[Data entries]

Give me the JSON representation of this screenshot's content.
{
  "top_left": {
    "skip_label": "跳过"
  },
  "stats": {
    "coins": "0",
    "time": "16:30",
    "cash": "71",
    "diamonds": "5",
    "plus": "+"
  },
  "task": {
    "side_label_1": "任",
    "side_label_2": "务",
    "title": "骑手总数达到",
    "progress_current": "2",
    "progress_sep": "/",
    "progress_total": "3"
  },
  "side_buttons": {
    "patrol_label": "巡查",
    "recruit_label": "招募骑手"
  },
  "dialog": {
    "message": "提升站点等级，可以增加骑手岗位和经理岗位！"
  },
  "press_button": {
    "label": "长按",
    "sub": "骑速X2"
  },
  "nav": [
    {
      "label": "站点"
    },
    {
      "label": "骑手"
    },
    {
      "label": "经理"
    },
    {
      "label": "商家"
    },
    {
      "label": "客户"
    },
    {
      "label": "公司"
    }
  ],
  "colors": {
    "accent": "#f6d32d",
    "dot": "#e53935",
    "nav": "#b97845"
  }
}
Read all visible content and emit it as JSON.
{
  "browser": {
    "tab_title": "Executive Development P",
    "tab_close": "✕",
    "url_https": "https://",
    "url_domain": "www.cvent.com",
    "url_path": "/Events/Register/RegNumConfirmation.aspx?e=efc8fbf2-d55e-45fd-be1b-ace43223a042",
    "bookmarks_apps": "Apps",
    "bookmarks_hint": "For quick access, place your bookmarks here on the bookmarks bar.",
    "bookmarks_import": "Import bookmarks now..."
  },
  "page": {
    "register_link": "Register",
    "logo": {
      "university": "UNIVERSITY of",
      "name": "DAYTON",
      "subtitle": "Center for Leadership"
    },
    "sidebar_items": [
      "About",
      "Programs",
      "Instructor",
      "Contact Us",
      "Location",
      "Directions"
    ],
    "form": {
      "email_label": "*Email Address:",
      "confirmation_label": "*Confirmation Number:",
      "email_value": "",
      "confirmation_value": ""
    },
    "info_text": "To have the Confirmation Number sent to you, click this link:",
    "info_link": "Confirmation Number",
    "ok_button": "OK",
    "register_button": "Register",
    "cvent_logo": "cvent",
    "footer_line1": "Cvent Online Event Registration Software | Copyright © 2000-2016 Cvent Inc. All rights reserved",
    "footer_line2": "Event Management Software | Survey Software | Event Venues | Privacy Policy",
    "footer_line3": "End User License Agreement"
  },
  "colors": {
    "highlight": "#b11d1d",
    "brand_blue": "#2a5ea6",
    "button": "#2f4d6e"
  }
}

Work to be completed>
All of the entries above must be quoted exactly.

Solution to this problem>
Give me the JSON representation of this screenshot's content.
{
  "top_left": {
    "skip_label": "跳过"
  },
  "stats": {
    "coins": "0",
    "time": "16:30",
    "cash": "71",
    "diamonds": "5",
    "plus": "+"
  },
  "task": {
    "side_label_1": "任",
    "side_label_2": "务",
    "title": "骑手总数达到",
    "progress_current": "2",
    "progress_sep": "/",
    "progress_total": "3"
  },
  "side_buttons": {
    "patrol_label": "巡查",
    "recruit_label": "招募骑手"
  },
  "dialog": {
    "message": "提升站点等级，可以增加骑手岗位和经理岗位！"
  },
  "press_button": {
    "label": "长按",
    "sub": "骑速X2"
  },
  "nav": [
    {
      "label": "站点"
    },
    {
      "label": "骑手"
    },
    {
      "label": "经理"
    },
    {
      "label": "商家"
    },
    {
      "label": "客户"
    },
    {
      "label": "公司"
    }
  ],
  "colors": {
    "accent": "#f6d32d",
    "dot": "#e53935",
    "nav": "#b97845"
  }
}
Read all visible content and emit it as JSON.
{
  "browser": {
    "tab_title": "Executive Development P",
    "tab_close": "✕",
    "url_https": "https://",
    "url_domain": "www.cvent.com",
    "url_path": "/Events/Register/RegNumConfirmation.aspx?e=efc8fbf2-d55e-45fd-be1b-ace43223a042",
    "bookmarks_apps": "Apps",
    "bookmarks_hint": "For quick access, place your bookmarks here on the bookmarks bar.",
    "bookmarks_import": "Import bookmarks now..."
  },
  "page": {
    "register_link": "Register",
    "logo": {
      "university": "UNIVERSITY of",
      "name": "DAYTON",
      "subtitle": "Center for Leadership"
    },
    "sidebar_items": [
      "About",
      "Programs",
      "Instructor",
      "Contact Us",
      "Location",
      "Directions"
    ],
    "form": {
      "email_label": "*Email Address:",
      "confirmation_label": "*Confirmation Number:",
      "email_value": "",
      "confirmation_value": ""
    },
    "info_text": "To have the Confirmation Number sent to you, click this link:",
    "info_link": "Confirmation Number",
    "ok_button": "OK",
    "register_button": "Register",
    "cvent_logo": "cvent",
    "footer_line1": "Cvent Online Event Registration Software | Copyright © 2000-2016 Cvent Inc. All rights reserved",
    "footer_line2": "Event Management Software | Survey Software | Event Venues | Privacy Policy",
    "footer_line3": "End User License Agreement"
  },
  "colors": {
    "highlight": "#b11d1d",
    "brand_blue": "#2a5ea6",
    "button": "#2f4d6e"
  }
}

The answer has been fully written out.